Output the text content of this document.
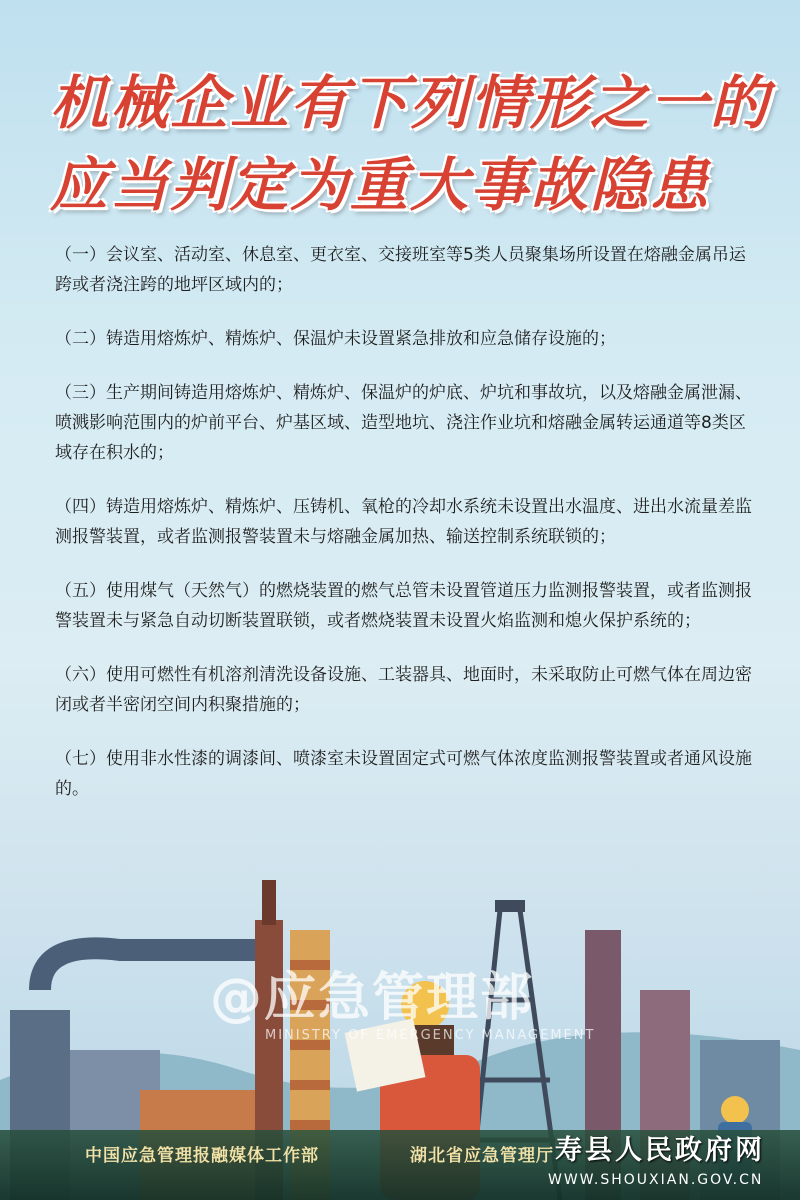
机械企业有下列情形之一的
应当判定为重大事故隐患
（一）会议室、活动室、休息室、更衣室、交接班室等5类人员聚集场所设置在熔融金属吊运跨或者浇注跨的地坪区域内的；
（二）铸造用熔炼炉、精炼炉、保温炉未设置紧急排放和应急储存设施的；
（三）生产期间铸造用熔炼炉、精炼炉、保温炉的炉底、炉坑和事故坑，以及熔融金属泄漏、喷溅影响范围内的炉前平台、炉基区域、造型地坑、浇注作业坑和熔融金属转运通道等8类区域存在积水的；
（四）铸造用熔炼炉、精炼炉、压铸机、氧枪的冷却水系统未设置出水温度、进出水流量差监测报警装置，或者监测报警装置未与熔融金属加热、输送控制系统联锁的；
（五）使用煤气（天然气）的燃烧装置的燃气总管未设置管道压力监测报警装置，或者监测报警装置未与紧急自动切断装置联锁，或者燃烧装置未设置火焰监测和熄火保护系统的；
（六）使用可燃性有机溶剂清洗设备设施、工装器具、地面时，未采取防止可燃气体在周边密闭或者半密闭空间内积聚措施的；
（七）使用非水性漆的调漆间、喷漆室未设置固定式可燃气体浓度监测报警装置或者通风设施的。
@应急管理部
MINISTRY OF EMERGENCY MANAGEMENT
中国应急管理报融媒体工作部	湖北省应急管理厅 寿县人民政府网
WWW.SHOUXIAN.GOV.CN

....................

> [Aim] Will you set down the records word for word while leaving out every picture?

> [The completed task]
Output the text content of this document.
机械企业有下列情形之一的
应当判定为重大事故隐患
（一）会议室、活动室、休息室、更衣室、交接班室等5类人员聚集场所设置在熔融金属吊运跨或者浇注跨的地坪区域内的；
（二）铸造用熔炼炉、精炼炉、保温炉未设置紧急排放和应急储存设施的；
（三）生产期间铸造用熔炼炉、精炼炉、保温炉的炉底、炉坑和事故坑，以及熔融金属泄漏、喷溅影响范围内的炉前平台、炉基区域、造型地坑、浇注作业坑和熔融金属转运通道等8类区域存在积水的；
（四）铸造用熔炼炉、精炼炉、压铸机、氧枪的冷却水系统未设置出水温度、进出水流量差监测报警装置，或者监测报警装置未与熔融金属加热、输送控制系统联锁的；
（五）使用煤气（天然气）的燃烧装置的燃气总管未设置管道压力监测报警装置，或者监测报警装置未与紧急自动切断装置联锁，或者燃烧装置未设置火焰监测和熄火保护系统的；
（六）使用可燃性有机溶剂清洗设备设施、工装器具、地面时，未采取防止可燃气体在周边密闭或者半密闭空间内积聚措施的；
（七）使用非水性漆的调漆间、喷漆室未设置固定式可燃气体浓度监测报警装置或者通风设施的。
@应急管理部
MINISTRY OF EMERGENCY MANAGEMENT
中国应急管理报融媒体工作部	湖北省应急管理厅 寿县人民政府网
WWW.SHOUXIAN.GOV.CN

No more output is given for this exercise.